RECORDS SHOWN >>
┌──
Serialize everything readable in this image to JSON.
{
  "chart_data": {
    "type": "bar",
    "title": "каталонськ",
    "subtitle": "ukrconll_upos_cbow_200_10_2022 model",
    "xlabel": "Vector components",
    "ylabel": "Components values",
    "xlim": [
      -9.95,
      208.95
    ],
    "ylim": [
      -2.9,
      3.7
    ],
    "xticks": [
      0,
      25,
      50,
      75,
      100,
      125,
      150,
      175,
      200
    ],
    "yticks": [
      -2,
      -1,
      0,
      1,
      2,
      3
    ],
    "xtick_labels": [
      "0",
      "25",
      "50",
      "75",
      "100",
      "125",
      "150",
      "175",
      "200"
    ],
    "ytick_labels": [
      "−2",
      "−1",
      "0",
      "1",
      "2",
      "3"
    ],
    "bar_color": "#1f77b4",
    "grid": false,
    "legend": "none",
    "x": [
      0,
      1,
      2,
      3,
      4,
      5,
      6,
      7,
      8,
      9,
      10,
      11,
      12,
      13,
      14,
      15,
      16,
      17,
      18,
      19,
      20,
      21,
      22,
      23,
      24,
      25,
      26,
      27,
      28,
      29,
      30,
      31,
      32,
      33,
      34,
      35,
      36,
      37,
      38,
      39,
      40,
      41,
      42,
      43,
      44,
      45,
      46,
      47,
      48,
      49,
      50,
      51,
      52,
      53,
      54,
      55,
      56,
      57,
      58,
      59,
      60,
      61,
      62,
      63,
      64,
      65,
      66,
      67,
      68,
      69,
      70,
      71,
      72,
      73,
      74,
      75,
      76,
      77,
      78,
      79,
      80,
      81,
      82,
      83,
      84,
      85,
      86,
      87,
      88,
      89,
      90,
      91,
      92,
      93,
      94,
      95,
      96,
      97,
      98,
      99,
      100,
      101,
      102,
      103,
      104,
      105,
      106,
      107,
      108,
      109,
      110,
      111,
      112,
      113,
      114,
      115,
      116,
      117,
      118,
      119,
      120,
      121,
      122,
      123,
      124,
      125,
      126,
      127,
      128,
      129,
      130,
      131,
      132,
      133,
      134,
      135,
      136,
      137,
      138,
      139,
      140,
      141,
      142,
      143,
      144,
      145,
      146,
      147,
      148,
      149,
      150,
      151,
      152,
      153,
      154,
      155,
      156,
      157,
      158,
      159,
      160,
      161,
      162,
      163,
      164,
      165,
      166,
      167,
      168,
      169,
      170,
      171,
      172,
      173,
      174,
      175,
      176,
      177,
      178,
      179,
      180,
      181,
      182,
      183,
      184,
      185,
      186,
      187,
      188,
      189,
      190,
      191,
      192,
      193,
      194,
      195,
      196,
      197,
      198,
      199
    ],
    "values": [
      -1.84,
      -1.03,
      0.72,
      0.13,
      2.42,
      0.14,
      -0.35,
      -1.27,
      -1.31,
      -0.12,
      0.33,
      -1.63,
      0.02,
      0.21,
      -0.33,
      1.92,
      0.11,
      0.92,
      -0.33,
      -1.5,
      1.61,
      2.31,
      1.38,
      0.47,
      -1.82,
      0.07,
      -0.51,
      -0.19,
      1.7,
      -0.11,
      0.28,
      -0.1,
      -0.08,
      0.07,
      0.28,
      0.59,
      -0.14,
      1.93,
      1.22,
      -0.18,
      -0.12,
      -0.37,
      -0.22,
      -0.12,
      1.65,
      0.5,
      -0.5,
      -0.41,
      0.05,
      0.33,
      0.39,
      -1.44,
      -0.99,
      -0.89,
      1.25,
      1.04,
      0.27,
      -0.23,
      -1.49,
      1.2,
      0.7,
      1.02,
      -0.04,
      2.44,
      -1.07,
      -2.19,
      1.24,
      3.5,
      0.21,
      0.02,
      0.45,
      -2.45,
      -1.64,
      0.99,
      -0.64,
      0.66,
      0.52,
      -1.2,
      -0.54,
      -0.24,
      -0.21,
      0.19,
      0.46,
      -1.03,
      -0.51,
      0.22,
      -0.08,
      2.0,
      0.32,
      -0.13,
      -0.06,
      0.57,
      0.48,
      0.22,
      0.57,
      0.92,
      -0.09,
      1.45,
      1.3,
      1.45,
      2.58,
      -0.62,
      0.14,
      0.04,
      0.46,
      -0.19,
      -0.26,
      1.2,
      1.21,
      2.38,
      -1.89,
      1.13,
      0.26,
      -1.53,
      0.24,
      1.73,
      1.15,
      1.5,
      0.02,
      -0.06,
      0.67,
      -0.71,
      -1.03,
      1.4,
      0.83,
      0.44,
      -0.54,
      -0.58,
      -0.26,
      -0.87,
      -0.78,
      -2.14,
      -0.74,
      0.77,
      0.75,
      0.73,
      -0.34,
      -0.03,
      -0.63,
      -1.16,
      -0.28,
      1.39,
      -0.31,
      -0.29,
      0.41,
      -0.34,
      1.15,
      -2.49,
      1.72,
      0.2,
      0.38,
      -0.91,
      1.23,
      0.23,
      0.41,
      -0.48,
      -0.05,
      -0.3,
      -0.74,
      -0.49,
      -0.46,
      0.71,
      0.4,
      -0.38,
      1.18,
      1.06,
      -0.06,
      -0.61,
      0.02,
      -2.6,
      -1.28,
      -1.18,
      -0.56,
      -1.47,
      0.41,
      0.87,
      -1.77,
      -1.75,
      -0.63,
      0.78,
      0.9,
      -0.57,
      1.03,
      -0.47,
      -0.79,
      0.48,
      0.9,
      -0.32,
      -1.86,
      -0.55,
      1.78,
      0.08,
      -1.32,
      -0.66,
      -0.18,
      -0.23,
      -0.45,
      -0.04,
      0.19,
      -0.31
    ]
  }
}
└──
WHAT THE TASK ASKS >> Extract, word for word, each line of the listing above.

WORKED SOLUTION >>
Serialize everything readable in this image to JSON.
{
  "chart_data": {
    "type": "bar",
    "title": "каталонськ",
    "subtitle": "ukrconll_upos_cbow_200_10_2022 model",
    "xlabel": "Vector components",
    "ylabel": "Components values",
    "xlim": [
      -9.95,
      208.95
    ],
    "ylim": [
      -2.9,
      3.7
    ],
    "xticks": [
      0,
      25,
      50,
      75,
      100,
      125,
      150,
      175,
      200
    ],
    "yticks": [
      -2,
      -1,
      0,
      1,
      2,
      3
    ],
    "xtick_labels": [
      "0",
      "25",
      "50",
      "75",
      "100",
      "125",
      "150",
      "175",
      "200"
    ],
    "ytick_labels": [
      "−2",
      "−1",
      "0",
      "1",
      "2",
      "3"
    ],
    "bar_color": "#1f77b4",
    "grid": false,
    "legend": "none",
    "x": [
      0,
      1,
      2,
      3,
      4,
      5,
      6,
      7,
      8,
      9,
      10,
      11,
      12,
      13,
      14,
      15,
      16,
      17,
      18,
      19,
      20,
      21,
      22,
      23,
      24,
      25,
      26,
      27,
      28,
      29,
      30,
      31,
      32,
      33,
      34,
      35,
      36,
      37,
      38,
      39,
      40,
      41,
      42,
      43,
      44,
      45,
      46,
      47,
      48,
      49,
      50,
      51,
      52,
      53,
      54,
      55,
      56,
      57,
      58,
      59,
      60,
      61,
      62,
      63,
      64,
      65,
      66,
      67,
      68,
      69,
      70,
      71,
      72,
      73,
      74,
      75,
      76,
      77,
      78,
      79,
      80,
      81,
      82,
      83,
      84,
      85,
      86,
      87,
      88,
      89,
      90,
      91,
      92,
      93,
      94,
      95,
      96,
      97,
      98,
      99,
      100,
      101,
      102,
      103,
      104,
      105,
      106,
      107,
      108,
      109,
      110,
      111,
      112,
      113,
      114,
      115,
      116,
      117,
      118,
      119,
      120,
      121,
      122,
      123,
      124,
      125,
      126,
      127,
      128,
      129,
      130,
      131,
      132,
      133,
      134,
      135,
      136,
      137,
      138,
      139,
      140,
      141,
      142,
      143,
      144,
      145,
      146,
      147,
      148,
      149,
      150,
      151,
      152,
      153,
      154,
      155,
      156,
      157,
      158,
      159,
      160,
      161,
      162,
      163,
      164,
      165,
      166,
      167,
      168,
      169,
      170,
      171,
      172,
      173,
      174,
      175,
      176,
      177,
      178,
      179,
      180,
      181,
      182,
      183,
      184,
      185,
      186,
      187,
      188,
      189,
      190,
      191,
      192,
      193,
      194,
      195,
      196,
      197,
      198,
      199
    ],
    "values": [
      -1.84,
      -1.03,
      0.72,
      0.13,
      2.42,
      0.14,
      -0.35,
      -1.27,
      -1.31,
      -0.12,
      0.33,
      -1.63,
      0.02,
      0.21,
      -0.33,
      1.92,
      0.11,
      0.92,
      -0.33,
      -1.5,
      1.61,
      2.31,
      1.38,
      0.47,
      -1.82,
      0.07,
      -0.51,
      -0.19,
      1.7,
      -0.11,
      0.28,
      -0.1,
      -0.08,
      0.07,
      0.28,
      0.59,
      -0.14,
      1.93,
      1.22,
      -0.18,
      -0.12,
      -0.37,
      -0.22,
      -0.12,
      1.65,
      0.5,
      -0.5,
      -0.41,
      0.05,
      0.33,
      0.39,
      -1.44,
      -0.99,
      -0.89,
      1.25,
      1.04,
      0.27,
      -0.23,
      -1.49,
      1.2,
      0.7,
      1.02,
      -0.04,
      2.44,
      -1.07,
      -2.19,
      1.24,
      3.5,
      0.21,
      0.02,
      0.45,
      -2.45,
      -1.64,
      0.99,
      -0.64,
      0.66,
      0.52,
      -1.2,
      -0.54,
      -0.24,
      -0.21,
      0.19,
      0.46,
      -1.03,
      -0.51,
      0.22,
      -0.08,
      2.0,
      0.32,
      -0.13,
      -0.06,
      0.57,
      0.48,
      0.22,
      0.57,
      0.92,
      -0.09,
      1.45,
      1.3,
      1.45,
      2.58,
      -0.62,
      0.14,
      0.04,
      0.46,
      -0.19,
      -0.26,
      1.2,
      1.21,
      2.38,
      -1.89,
      1.13,
      0.26,
      -1.53,
      0.24,
      1.73,
      1.15,
      1.5,
      0.02,
      -0.06,
      0.67,
      -0.71,
      -1.03,
      1.4,
      0.83,
      0.44,
      -0.54,
      -0.58,
      -0.26,
      -0.87,
      -0.78,
      -2.14,
      -0.74,
      0.77,
      0.75,
      0.73,
      -0.34,
      -0.03,
      -0.63,
      -1.16,
      -0.28,
      1.39,
      -0.31,
      -0.29,
      0.41,
      -0.34,
      1.15,
      -2.49,
      1.72,
      0.2,
      0.38,
      -0.91,
      1.23,
      0.23,
      0.41,
      -0.48,
      -0.05,
      -0.3,
      -0.74,
      -0.49,
      -0.46,
      0.71,
      0.4,
      -0.38,
      1.18,
      1.06,
      -0.06,
      -0.61,
      0.02,
      -2.6,
      -1.28,
      -1.18,
      -0.56,
      -1.47,
      0.41,
      0.87,
      -1.77,
      -1.75,
      -0.63,
      0.78,
      0.9,
      -0.57,
      1.03,
      -0.47,
      -0.79,
      0.48,
      0.9,
      -0.32,
      -1.86,
      -0.55,
      1.78,
      0.08,
      -1.32,
      -0.66,
      -0.18,
      -0.23,
      -0.45,
      -0.04,
      0.19,
      -0.31
    ]
  }
}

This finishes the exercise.